■ **Aim**
Without changing a character, return the entries, but not the images they hold.
^^^^^^^^^^^^^^^^
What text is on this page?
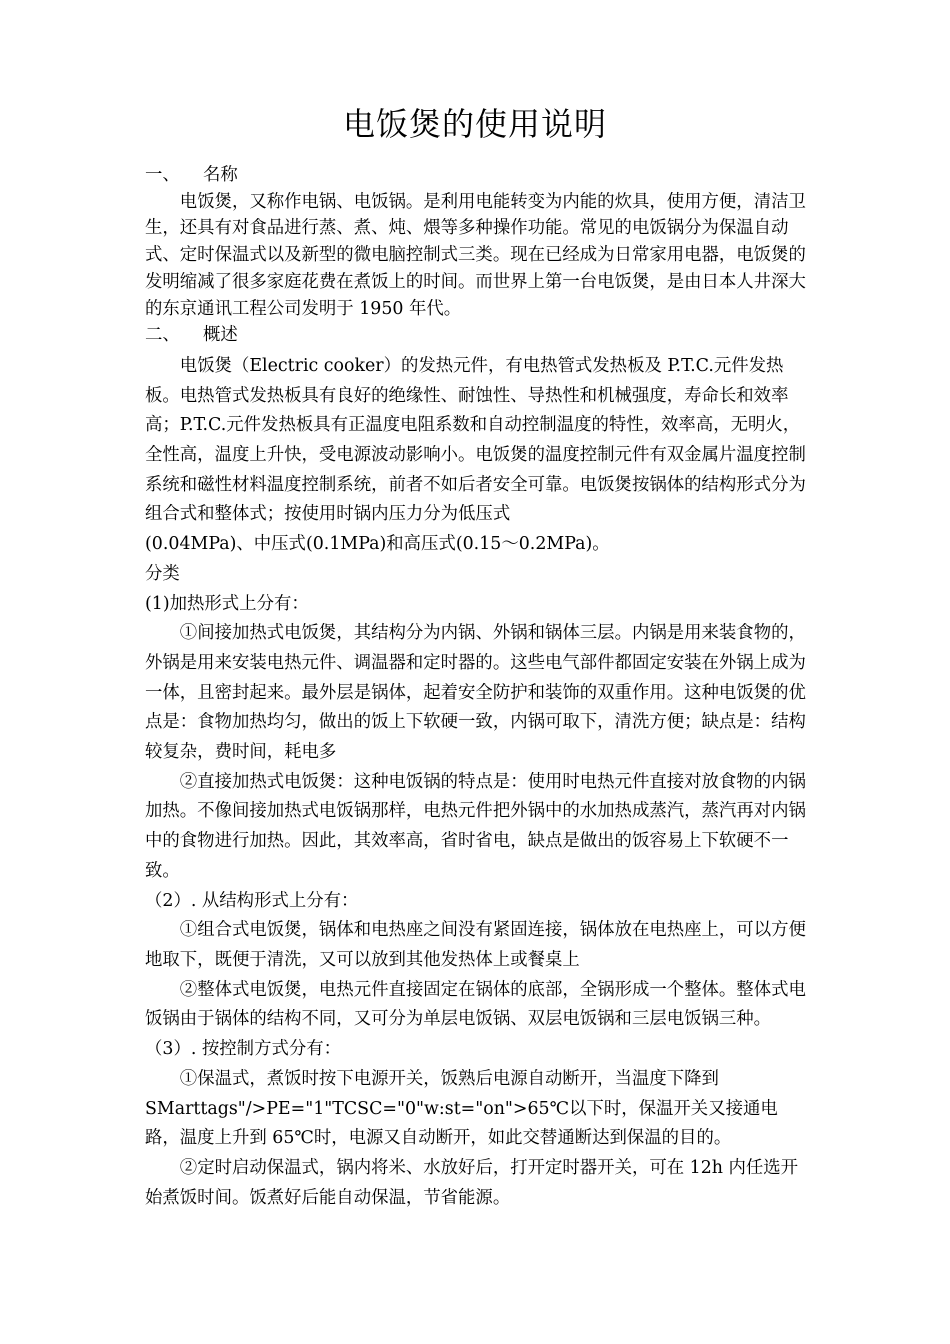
电饭煲的使用说明

一、 名称

电饭煲，又称作电锅、电饭锅。是利用电能转变为内能的炊具，使用方便，清洁卫生，还具有对食品进行蒸、煮、炖、煨等多种操作功能。常见的电饭锅分为保温自动式、定时保温式以及新型的微电脑控制式三类。现在已经成为日常家用电器，电饭煲的发明缩减了很多家庭花费在煮饭上的时间。而世界上第一台电饭煲，是由日本人井深大的东京通讯工程公司发明于 1950 年代。

二、 概述

电饭煲（Electric cooker）的发热元件，有电热管式发热板及 P.T.C.元件发热板。电热管式发热板具有良好的绝缘性、耐蚀性、导热性和机械强度，寿命长和效率高；P.T.C.元件发热板具有正温度电阻系数和自动控制温度的特性，效率高，无明火，全性高，温度上升快，受电源波动影响小。电饭煲的温度控制元件有双金属片温度控制系统和磁性材料温度控制系统，前者不如后者安全可靠。电饭煲按锅体的结构形式分为组合式和整体式；按使用时锅内压力分为低压式

(0.04MPa)、中压式(0.1MPa)和高压式(0.15～0.2MPa)。

分类

(1)加热形式上分有：

①间接加热式电饭煲，其结构分为内锅、外锅和锅体三层。内锅是用来装食物的，外锅是用来安装电热元件、调温器和定时器的。这些电气部件都固定安装在外锅上成为一体，且密封起来。最外层是锅体，起着安全防护和装饰的双重作用。这种电饭煲的优点是：食物加热均匀，做出的饭上下软硬一致，内锅可取下，清洗方便；缺点是：结构较复杂，费时间，耗电多

②直接加热式电饭煲：这种电饭锅的特点是：使用时电热元件直接对放食物的内锅加热。不像间接加热式电饭锅那样，电热元件把外锅中的水加热成蒸汽，蒸汽再对内锅中的食物进行加热。因此，其效率高，省时省电，缺点是做出的饭容易上下软硬不一致。

（2）. 从结构形式上分有：

①组合式电饭煲，锅体和电热座之间没有紧固连接，锅体放在电热座上，可以方便地取下，既便于清洗，又可以放到其他发热体上或餐桌上

②整体式电饭煲，电热元件直接固定在锅体的底部，全锅形成一个整体。整体式电饭锅由于锅体的结构不同，又可分为单层电饭锅、双层电饭锅和三层电饭锅三种。

（3）. 按控制方式分有：

①保温式，煮饭时按下电源开关，饭熟后电源自动断开，当温度下降到

SMarttags"/>PE="1"TCSC="0"w:st="on">65℃以下时，保温开关又接通电路，温度上升到 65℃时，电源又自动断开，如此交替通断达到保温的目的。

②定时启动保温式，锅内将米、水放好后，打开定时器开关，可在 12h 内任选开始煮饭时间。饭煮好后能自动保温，节省能源。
^^^^^^^^^^^^^^^^
■ **Result of this task**
What text is on this page?
电饭煲的使用说明

一、 名称

电饭煲，又称作电锅、电饭锅。是利用电能转变为内能的炊具，使用方便，清洁卫生，还具有对食品进行蒸、煮、炖、煨等多种操作功能。常见的电饭锅分为保温自动式、定时保温式以及新型的微电脑控制式三类。现在已经成为日常家用电器，电饭煲的发明缩减了很多家庭花费在煮饭上的时间。而世界上第一台电饭煲，是由日本人井深大的东京通讯工程公司发明于 1950 年代。

二、 概述

电饭煲（Electric cooker）的发热元件，有电热管式发热板及 P.T.C.元件发热板。电热管式发热板具有良好的绝缘性、耐蚀性、导热性和机械强度，寿命长和效率高；P.T.C.元件发热板具有正温度电阻系数和自动控制温度的特性，效率高，无明火，全性高，温度上升快，受电源波动影响小。电饭煲的温度控制元件有双金属片温度控制系统和磁性材料温度控制系统，前者不如后者安全可靠。电饭煲按锅体的结构形式分为组合式和整体式；按使用时锅内压力分为低压式

(0.04MPa)、中压式(0.1MPa)和高压式(0.15～0.2MPa)。

分类

(1)加热形式上分有：

①间接加热式电饭煲，其结构分为内锅、外锅和锅体三层。内锅是用来装食物的，外锅是用来安装电热元件、调温器和定时器的。这些电气部件都固定安装在外锅上成为一体，且密封起来。最外层是锅体，起着安全防护和装饰的双重作用。这种电饭煲的优点是：食物加热均匀，做出的饭上下软硬一致，内锅可取下，清洗方便；缺点是：结构较复杂，费时间，耗电多

②直接加热式电饭煲：这种电饭锅的特点是：使用时电热元件直接对放食物的内锅加热。不像间接加热式电饭锅那样，电热元件把外锅中的水加热成蒸汽，蒸汽再对内锅中的食物进行加热。因此，其效率高，省时省电，缺点是做出的饭容易上下软硬不一致。

（2）. 从结构形式上分有：

①组合式电饭煲，锅体和电热座之间没有紧固连接，锅体放在电热座上，可以方便地取下，既便于清洗，又可以放到其他发热体上或餐桌上

②整体式电饭煲，电热元件直接固定在锅体的底部，全锅形成一个整体。整体式电饭锅由于锅体的结构不同，又可分为单层电饭锅、双层电饭锅和三层电饭锅三种。

（3）. 按控制方式分有：

①保温式，煮饭时按下电源开关，饭熟后电源自动断开，当温度下降到

SMarttags"/>PE="1"TCSC="0"w:st="on">65℃以下时，保温开关又接通电路，温度上升到 65℃时，电源又自动断开，如此交替通断达到保温的目的。

②定时启动保温式，锅内将米、水放好后，打开定时器开关，可在 12h 内任选开始煮饭时间。饭煮好后能自动保温，节省能源。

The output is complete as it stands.